-- TASK INSTRUCTIONS --
Find the string "Gamma" and gather every line that holds it.
====
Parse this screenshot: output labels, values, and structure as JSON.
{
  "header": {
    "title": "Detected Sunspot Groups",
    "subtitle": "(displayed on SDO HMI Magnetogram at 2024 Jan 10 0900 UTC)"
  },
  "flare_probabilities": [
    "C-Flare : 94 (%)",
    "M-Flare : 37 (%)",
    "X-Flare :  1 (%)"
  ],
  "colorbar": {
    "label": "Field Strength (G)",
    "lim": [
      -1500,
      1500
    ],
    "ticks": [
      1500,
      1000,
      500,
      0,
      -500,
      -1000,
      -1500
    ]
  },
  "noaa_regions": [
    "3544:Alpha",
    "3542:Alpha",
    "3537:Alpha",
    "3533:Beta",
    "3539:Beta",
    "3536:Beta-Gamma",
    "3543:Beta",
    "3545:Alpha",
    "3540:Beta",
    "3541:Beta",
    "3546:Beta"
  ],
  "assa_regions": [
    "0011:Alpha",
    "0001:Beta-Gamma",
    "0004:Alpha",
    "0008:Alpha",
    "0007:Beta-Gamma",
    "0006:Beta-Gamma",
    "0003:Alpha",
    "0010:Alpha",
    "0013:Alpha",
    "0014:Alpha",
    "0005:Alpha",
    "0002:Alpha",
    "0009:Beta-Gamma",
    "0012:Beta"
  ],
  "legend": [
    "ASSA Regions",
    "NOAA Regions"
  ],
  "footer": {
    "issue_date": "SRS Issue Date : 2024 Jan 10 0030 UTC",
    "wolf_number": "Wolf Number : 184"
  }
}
====
-- WRITTEN SOLUTION --
    "3536:Beta-Gamma",
    "0001:Beta-Gamma",
    "0007:Beta-Gamma",
    "0006:Beta-Gamma",
    "0009:Beta-Gamma",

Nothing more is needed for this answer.